━━━━━ EXCERPT TO READ

By Alexander Stadler and Christof Gulden, STS Spezial-Transformatoren Stockach GmbH & Co. KG, Am Krottenbühl 1, 78333 Stockach, Germany

State-of-the-art inductors (e.g. in LC, LCL and filters) contribute a lot to space, weight, losses and cost as well. In this paper, a new generation of power inductors is presented. The thermal management of these components has been optimized using FEM and extensive thermal measurements. Thus, much higher electrical current densities have become possible at the same hot-spot temperature, which is finally equivalent to higher energy density and smaller component size.

In recent work (e.g. [1] [2]), the general influence of the power electronics topology on the filter and especially on the inductor size has been investigated. The next step that usually reduces the size of these components is the electromagnetic optimization [3]. Assuming an optimal construction of coil and core, there are only two options left for further downsizing: Firstly, a core material with higher saturation flux density can be used. Secondly, the electrical current density of the winding can be increased.

━━━━━━━━━━
━━━━━ DATA BLOCK

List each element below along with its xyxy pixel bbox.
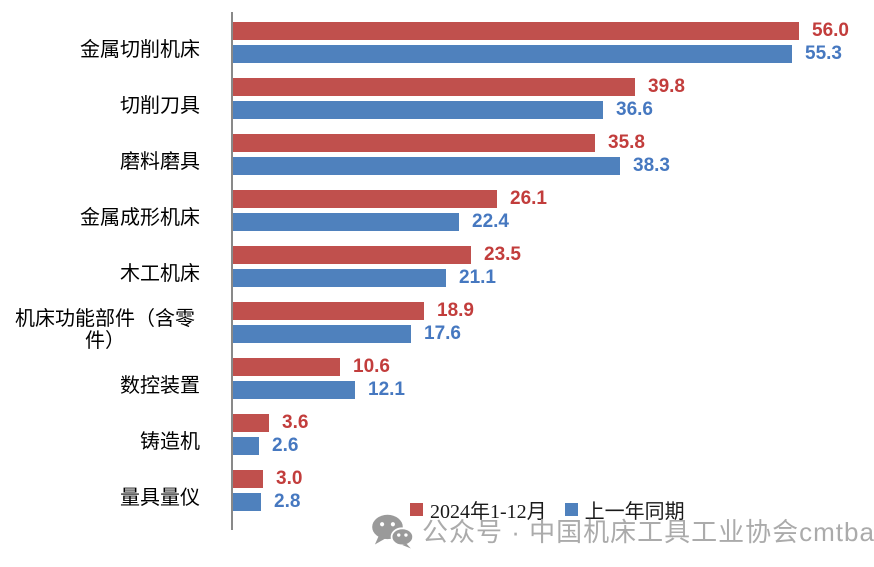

━━━━━━━━━━

■ **WHAT THE TASK ASKS**
Copy everything from "By Alexander Stadler" down to "smaller component size." in the power inductor excerpt, word for word.

■ **SOLVED EXERCISE**
By Alexander Stadler and Christof Gulden, STS Spezial-Transformatoren Stockach GmbH & Co. KG, Am Krottenbühl 1, 78333 Stockach, Germany

State-of-the-art inductors (e.g. in LC, LCL and filters) contribute a lot to space, weight, losses and cost as well. In this paper, a new generation of power inductors is presented. The thermal management of these components has been optimized using FEM and extensive thermal measurements. Thus, much higher electrical current densities have become possible at the same hot-spot temperature, which is finally equivalent to higher energy density and smaller component size.